Transcribe all of the entries below exactly. Leave out the pictures.

Top of Given records

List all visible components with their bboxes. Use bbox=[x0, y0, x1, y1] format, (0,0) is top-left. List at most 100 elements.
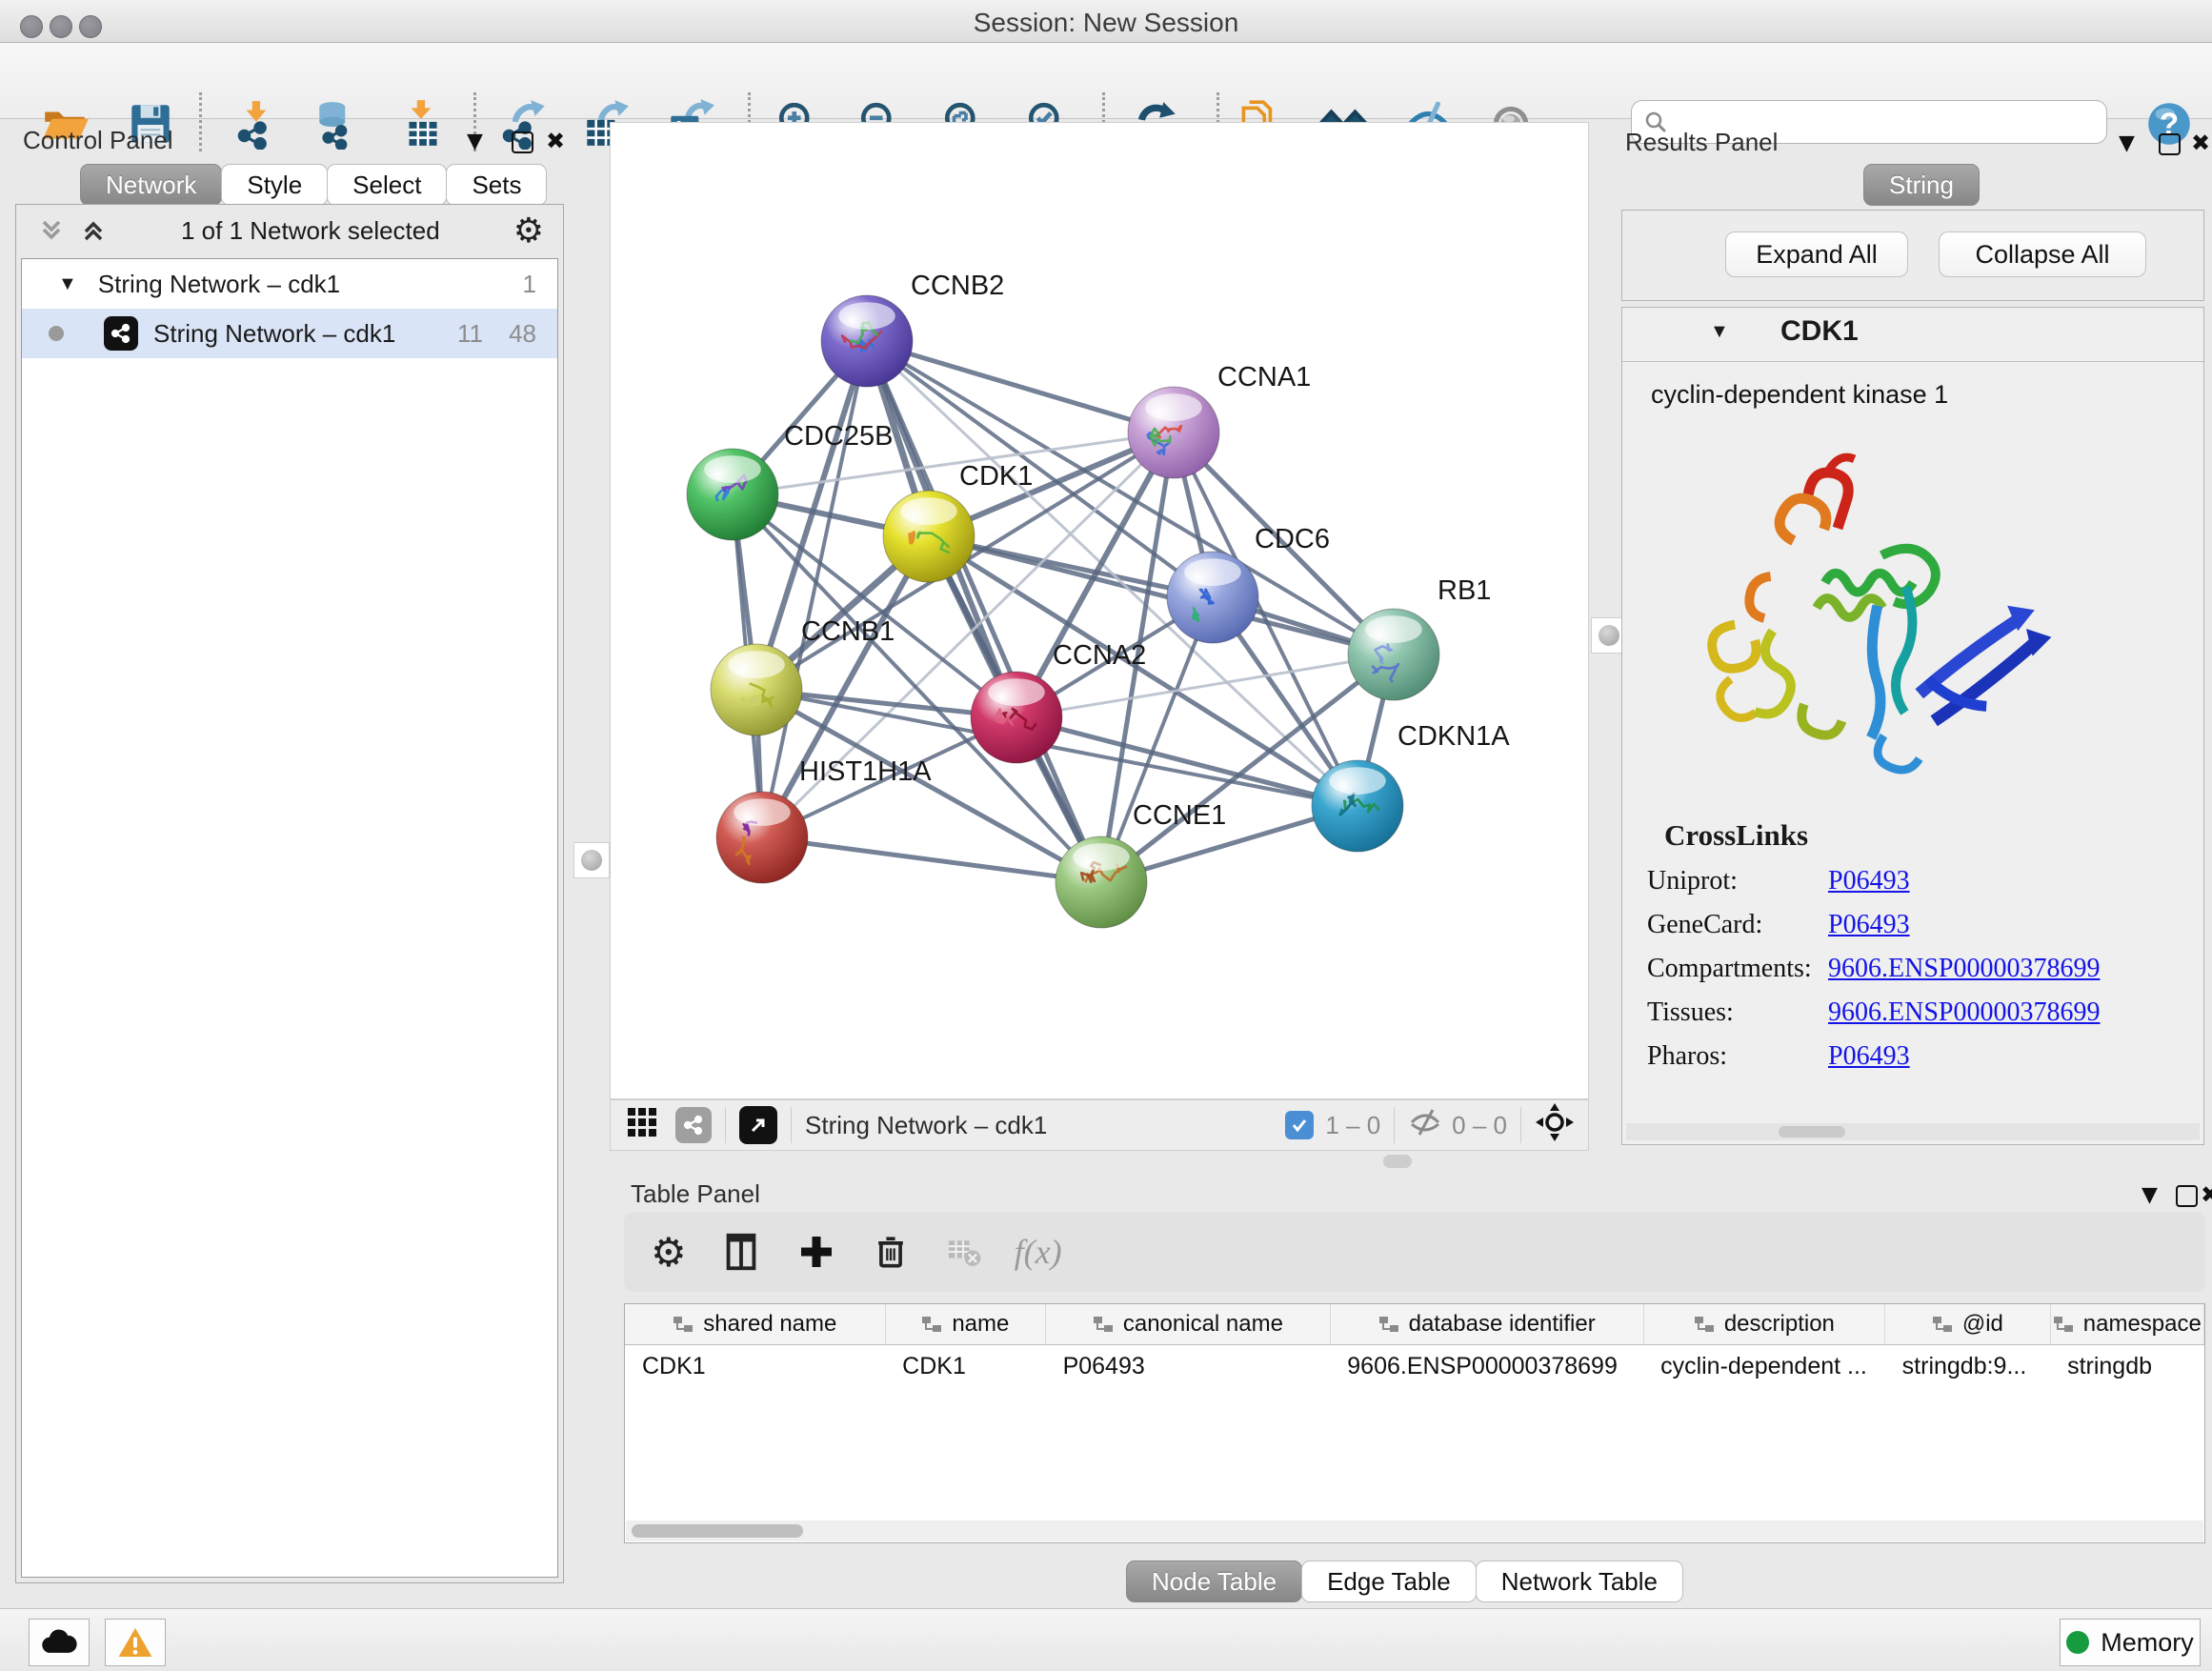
network-node[interactable]: HIST1H1A bbox=[716, 756, 932, 883]
crosslink-link[interactable]: 9606.ENSP00000378699 bbox=[1828, 954, 2100, 984]
network-node[interactable]: RB1 bbox=[1348, 575, 1491, 700]
network-node[interactable]: CCNE1 bbox=[1056, 800, 1226, 928]
column-sort-icon bbox=[1378, 1315, 1399, 1334]
delete-table-icon bbox=[944, 1233, 982, 1271]
results-panel-close-icon[interactable]: ✖ bbox=[2191, 130, 2210, 156]
network-node[interactable]: CDK1 bbox=[883, 461, 1033, 582]
crosslink-link[interactable]: P06493 bbox=[1828, 910, 1910, 940]
tab-edge-table[interactable]: Edge Table bbox=[1301, 1560, 1477, 1602]
crosslink-row: Uniprot:P06493 bbox=[1622, 866, 2205, 910]
crosslink-label: GeneCard: bbox=[1647, 910, 1762, 940]
network-tree-root-row[interactable]: ▼ String Network – cdk1 1 bbox=[22, 259, 557, 309]
toolbar-separator bbox=[199, 92, 202, 151]
network-tree-row[interactable]: String Network – cdk1 11 48 bbox=[22, 309, 557, 358]
network-edge[interactable] bbox=[762, 837, 1101, 882]
gear-icon[interactable]: ⚙ bbox=[513, 211, 544, 251]
network-edge[interactable] bbox=[867, 341, 1174, 433]
control-panel-float-icon[interactable]: ▼ bbox=[467, 130, 483, 153]
node-table[interactable]: shared namenamecanonical namedatabase id… bbox=[624, 1303, 2205, 1543]
cdk1-section-header[interactable]: ▼ CDK1 bbox=[1622, 308, 2203, 362]
column-header-shared-name[interactable]: shared name bbox=[625, 1304, 885, 1345]
network-selection-status: 1 of 1 Network selected bbox=[108, 216, 513, 246]
table-panel-maximize-icon[interactable] bbox=[2176, 1185, 2198, 1212]
table-cell[interactable]: cyclin-dependent ... bbox=[1643, 1345, 1885, 1388]
crosslink-link[interactable]: P06493 bbox=[1828, 1041, 1910, 1072]
delete-column-icon[interactable] bbox=[870, 1231, 912, 1273]
column-sort-icon bbox=[1932, 1315, 1953, 1334]
horizontal-splitter-handle[interactable] bbox=[1383, 1155, 1412, 1168]
open-in-window-icon[interactable] bbox=[739, 1106, 777, 1144]
crosslink-link[interactable]: P06493 bbox=[1828, 866, 1910, 896]
column-header-name[interactable]: name bbox=[885, 1304, 1045, 1345]
results-panel-maximize-icon[interactable] bbox=[2159, 133, 2181, 160]
memory-button[interactable]: Memory bbox=[2060, 1619, 2201, 1666]
main-toolbar: ? bbox=[0, 43, 2212, 119]
crosslink-row: Tissues:9606.ENSP00000378699 bbox=[1622, 997, 2205, 1041]
column-header-canonical-name[interactable]: canonical name bbox=[1046, 1304, 1331, 1345]
section-expander-icon[interactable]: ▼ bbox=[1710, 321, 1729, 343]
selected-checkbox-icon[interactable] bbox=[1285, 1111, 1314, 1139]
table-settings-gear-icon[interactable]: ⚙ bbox=[651, 1229, 687, 1276]
table-panel-close-icon[interactable]: ✖ bbox=[2201, 1181, 2212, 1208]
status-bar: Memory bbox=[0, 1608, 2212, 1671]
hidden-eye-icon[interactable] bbox=[1408, 1108, 1442, 1143]
expand-all-button[interactable]: Expand All bbox=[1725, 232, 1908, 277]
node-label: CDC6 bbox=[1255, 524, 1330, 554]
import-table-file-icon[interactable] bbox=[395, 96, 451, 151]
table-row[interactable]: CDK1CDK1P064939606.ENSP00000378699cyclin… bbox=[625, 1345, 2204, 1388]
network-edge[interactable] bbox=[867, 341, 1101, 882]
table-cell[interactable]: CDK1 bbox=[625, 1345, 885, 1388]
column-header-namespace[interactable]: namespace bbox=[2050, 1304, 2203, 1345]
collapse-all-button[interactable]: Collapse All bbox=[1939, 232, 2146, 277]
column-header-database-identifier[interactable]: database identifier bbox=[1330, 1304, 1643, 1345]
pan-crosshair-icon[interactable] bbox=[1535, 1102, 1575, 1149]
crosslink-link[interactable]: 9606.ENSP00000378699 bbox=[1828, 997, 2100, 1028]
node-label: CCNE1 bbox=[1133, 800, 1226, 831]
network-share-icon[interactable] bbox=[675, 1107, 712, 1143]
crosslinks-title: CrossLinks bbox=[1664, 818, 2205, 853]
import-network-database-icon[interactable] bbox=[311, 96, 366, 151]
control-panel-close-icon[interactable]: ✖ bbox=[546, 128, 565, 154]
column-header-description[interactable]: description bbox=[1643, 1304, 1885, 1345]
tab-sets[interactable]: Sets bbox=[446, 164, 547, 206]
tab-network[interactable]: Network bbox=[80, 164, 222, 206]
cloud-status-button[interactable] bbox=[29, 1619, 90, 1666]
memory-label: Memory bbox=[2101, 1628, 2194, 1658]
table-panel-float-icon[interactable]: ▼ bbox=[2142, 1183, 2158, 1207]
cloud-icon bbox=[40, 1628, 78, 1657]
table-cell[interactable]: P06493 bbox=[1046, 1345, 1331, 1388]
tab-string[interactable]: String bbox=[1863, 164, 1980, 206]
table-panel-title: Table Panel bbox=[631, 1179, 760, 1209]
birdseye-grid-icon[interactable] bbox=[626, 1106, 658, 1145]
results-scrollbar[interactable] bbox=[1626, 1123, 2200, 1140]
tab-select[interactable]: Select bbox=[327, 164, 447, 206]
network-node[interactable]: CCNA1 bbox=[1128, 362, 1311, 478]
warning-status-button[interactable] bbox=[105, 1619, 166, 1666]
table-cell[interactable]: 9606.ENSP00000378699 bbox=[1330, 1345, 1643, 1388]
table-cell[interactable]: stringdb:9... bbox=[1885, 1345, 2050, 1388]
table-cell[interactable]: CDK1 bbox=[885, 1345, 1045, 1388]
left-splitter-handle[interactable] bbox=[573, 842, 610, 878]
node-label: CDC25B bbox=[784, 421, 893, 452]
network-node[interactable]: CDKN1A bbox=[1312, 721, 1510, 852]
column-sort-icon bbox=[1093, 1315, 1114, 1334]
node-label: CCNA1 bbox=[1217, 362, 1311, 393]
node-count: 11 bbox=[457, 319, 483, 349]
tab-network-table[interactable]: Network Table bbox=[1476, 1560, 1683, 1602]
import-network-file-icon[interactable] bbox=[231, 96, 286, 151]
table-hscrollbar[interactable] bbox=[626, 1520, 2203, 1541]
tab-style[interactable]: Style bbox=[221, 164, 328, 206]
tree-expander-icon[interactable]: ▼ bbox=[58, 273, 77, 295]
results-panel-float-icon[interactable]: ▼ bbox=[2119, 131, 2135, 155]
show-columns-icon[interactable] bbox=[719, 1230, 763, 1274]
collapse-all-icon[interactable] bbox=[37, 216, 66, 245]
control-panel-maximize-icon[interactable] bbox=[512, 131, 533, 158]
tab-node-table[interactable]: Node Table bbox=[1126, 1560, 1302, 1602]
add-column-icon[interactable] bbox=[795, 1231, 837, 1273]
expand-all-icon[interactable] bbox=[79, 216, 108, 245]
protein-structure-image bbox=[1670, 422, 2089, 794]
edge-count: 48 bbox=[509, 319, 536, 349]
network-canvas[interactable]: CCNB2CCNA1CDC25BCDK1CDC6RB1CCNB1CCNA2CDK… bbox=[610, 122, 1589, 1099]
column-header--id[interactable]: @id bbox=[1885, 1304, 2050, 1345]
table-cell[interactable]: stringdb bbox=[2050, 1345, 2203, 1388]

Bottom of Given records

*Answer section*.
List all visible components with their bboxes. Use bbox=[x0, y0, x1, y1] format, (0,0) is top-left. List at most 100 elements.
network-node[interactable]: HIST1H1A bbox=[716, 756, 932, 883]
crosslink-link[interactable]: 9606.ENSP00000378699 bbox=[1828, 954, 2100, 984]
network-node[interactable]: RB1 bbox=[1348, 575, 1491, 700]
network-node[interactable]: CCNE1 bbox=[1056, 800, 1226, 928]
column-sort-icon bbox=[1378, 1315, 1399, 1334]
delete-table-icon bbox=[944, 1233, 982, 1271]
results-panel-close-icon[interactable]: ✖ bbox=[2191, 130, 2210, 156]
network-node[interactable]: CDK1 bbox=[883, 461, 1033, 582]
crosslink-link[interactable]: P06493 bbox=[1828, 910, 1910, 940]
tab-edge-table[interactable]: Edge Table bbox=[1301, 1560, 1477, 1602]
crosslink-row: Uniprot:P06493 bbox=[1622, 866, 2205, 910]
crosslink-label: GeneCard: bbox=[1647, 910, 1762, 940]
network-tree-root-row[interactable]: ▼ String Network – cdk1 1 bbox=[22, 259, 557, 309]
toolbar-separator bbox=[199, 92, 202, 151]
network-tree-row[interactable]: String Network – cdk1 11 48 bbox=[22, 309, 557, 358]
network-edge[interactable] bbox=[762, 837, 1101, 882]
gear-icon[interactable]: ⚙ bbox=[513, 211, 544, 251]
network-edge[interactable] bbox=[867, 341, 1174, 433]
control-panel-float-icon[interactable]: ▼ bbox=[467, 130, 483, 153]
node-table[interactable]: shared namenamecanonical namedatabase id… bbox=[624, 1303, 2205, 1543]
cdk1-section-header[interactable]: ▼ CDK1 bbox=[1622, 308, 2203, 362]
column-header-shared-name[interactable]: shared name bbox=[625, 1304, 885, 1345]
network-selection-status: 1 of 1 Network selected bbox=[108, 216, 513, 246]
table-panel-maximize-icon[interactable] bbox=[2176, 1185, 2198, 1212]
table-cell[interactable]: cyclin-dependent ... bbox=[1643, 1345, 1885, 1388]
crosslink-link[interactable]: P06493 bbox=[1828, 1041, 1910, 1072]
delete-column-icon[interactable] bbox=[870, 1231, 912, 1273]
column-sort-icon bbox=[1932, 1315, 1953, 1334]
horizontal-splitter-handle[interactable] bbox=[1383, 1155, 1412, 1168]
open-in-window-icon[interactable] bbox=[739, 1106, 777, 1144]
crosslink-link[interactable]: P06493 bbox=[1828, 866, 1910, 896]
column-header-name[interactable]: name bbox=[885, 1304, 1045, 1345]
results-panel-maximize-icon[interactable] bbox=[2159, 133, 2181, 160]
memory-button[interactable]: Memory bbox=[2060, 1619, 2201, 1666]
main-toolbar: ? bbox=[0, 43, 2212, 119]
crosslink-row: Tissues:9606.ENSP00000378699 bbox=[1622, 997, 2205, 1041]
column-header-canonical-name[interactable]: canonical name bbox=[1046, 1304, 1331, 1345]
section-expander-icon[interactable]: ▼ bbox=[1710, 321, 1729, 343]
selected-checkbox-icon[interactable] bbox=[1285, 1111, 1314, 1139]
table-settings-gear-icon[interactable]: ⚙ bbox=[651, 1229, 687, 1276]
table-panel-close-icon[interactable]: ✖ bbox=[2201, 1181, 2212, 1208]
status-bar: Memory bbox=[0, 1608, 2212, 1671]
hidden-eye-icon[interactable] bbox=[1408, 1108, 1442, 1143]
expand-all-button[interactable]: Expand All bbox=[1725, 232, 1908, 277]
node-label: CDC6 bbox=[1255, 524, 1330, 554]
import-table-file-icon[interactable] bbox=[395, 96, 451, 151]
table-row[interactable]: CDK1CDK1P064939606.ENSP00000378699cyclin… bbox=[625, 1345, 2204, 1388]
network-edge[interactable] bbox=[867, 341, 1101, 882]
table-cell[interactable]: CDK1 bbox=[625, 1345, 885, 1388]
column-header-namespace[interactable]: namespace bbox=[2050, 1304, 2203, 1345]
collapse-all-button[interactable]: Collapse All bbox=[1939, 232, 2146, 277]
column-header-database-identifier[interactable]: database identifier bbox=[1330, 1304, 1643, 1345]
pan-crosshair-icon[interactable] bbox=[1535, 1102, 1575, 1149]
crosslink-link[interactable]: 9606.ENSP00000378699 bbox=[1828, 997, 2100, 1028]
node-label: CCNE1 bbox=[1133, 800, 1226, 831]
network-share-icon[interactable] bbox=[675, 1107, 712, 1143]
crosslinks-title: CrossLinks bbox=[1664, 818, 2205, 853]
import-network-database-icon[interactable] bbox=[311, 96, 366, 151]
control-panel-close-icon[interactable]: ✖ bbox=[546, 128, 565, 154]
column-header-description[interactable]: description bbox=[1643, 1304, 1885, 1345]
tab-sets[interactable]: Sets bbox=[446, 164, 547, 206]
tab-network[interactable]: Network bbox=[80, 164, 222, 206]
cloud-status-button[interactable] bbox=[29, 1619, 90, 1666]
memory-label: Memory bbox=[2101, 1628, 2194, 1658]
table-panel-float-icon[interactable]: ▼ bbox=[2142, 1183, 2158, 1207]
cloud-icon bbox=[40, 1628, 78, 1657]
table-cell[interactable]: P06493 bbox=[1046, 1345, 1331, 1388]
tab-string[interactable]: String bbox=[1863, 164, 1980, 206]
table-panel-title: Table Panel bbox=[631, 1179, 760, 1209]
birdseye-grid-icon[interactable] bbox=[626, 1106, 658, 1145]
results-scrollbar[interactable] bbox=[1626, 1123, 2200, 1140]
tab-select[interactable]: Select bbox=[327, 164, 447, 206]
network-node[interactable]: CCNA1 bbox=[1128, 362, 1311, 478]
warning-status-button[interactable] bbox=[105, 1619, 166, 1666]
table-cell[interactable]: 9606.ENSP00000378699 bbox=[1330, 1345, 1643, 1388]
table-cell[interactable]: stringdb:9... bbox=[1885, 1345, 2050, 1388]
table-cell[interactable]: CDK1 bbox=[885, 1345, 1045, 1388]
left-splitter-handle[interactable] bbox=[573, 842, 610, 878]
node-label: CDC25B bbox=[784, 421, 893, 452]
network-node[interactable]: CDKN1A bbox=[1312, 721, 1510, 852]
column-sort-icon bbox=[1093, 1315, 1114, 1334]
node-label: CCNA1 bbox=[1217, 362, 1311, 393]
node-count: 11 bbox=[457, 319, 483, 349]
tab-network-table[interactable]: Network Table bbox=[1476, 1560, 1683, 1602]
import-network-file-icon[interactable] bbox=[231, 96, 286, 151]
table-hscrollbar[interactable] bbox=[626, 1520, 2203, 1541]
tab-style[interactable]: Style bbox=[221, 164, 328, 206]
tree-expander-icon[interactable]: ▼ bbox=[58, 273, 77, 295]
results-panel-float-icon[interactable]: ▼ bbox=[2119, 131, 2135, 155]
show-columns-icon[interactable] bbox=[719, 1230, 763, 1274]
collapse-all-icon[interactable] bbox=[37, 216, 66, 245]
control-panel-maximize-icon[interactable] bbox=[512, 131, 533, 158]
tab-node-table[interactable]: Node Table bbox=[1126, 1560, 1302, 1602]
add-column-icon[interactable] bbox=[795, 1231, 837, 1273]
expand-all-icon[interactable] bbox=[79, 216, 108, 245]
protein-structure-image bbox=[1670, 422, 2089, 794]
edge-count: 48 bbox=[509, 319, 536, 349]
network-canvas[interactable]: CCNB2CCNA1CDC25BCDK1CDC6RB1CCNB1CCNA2CDK… bbox=[610, 122, 1589, 1099]
column-header--id[interactable]: @id bbox=[1885, 1304, 2050, 1345]
table-cell[interactable]: stringdb bbox=[2050, 1345, 2203, 1388]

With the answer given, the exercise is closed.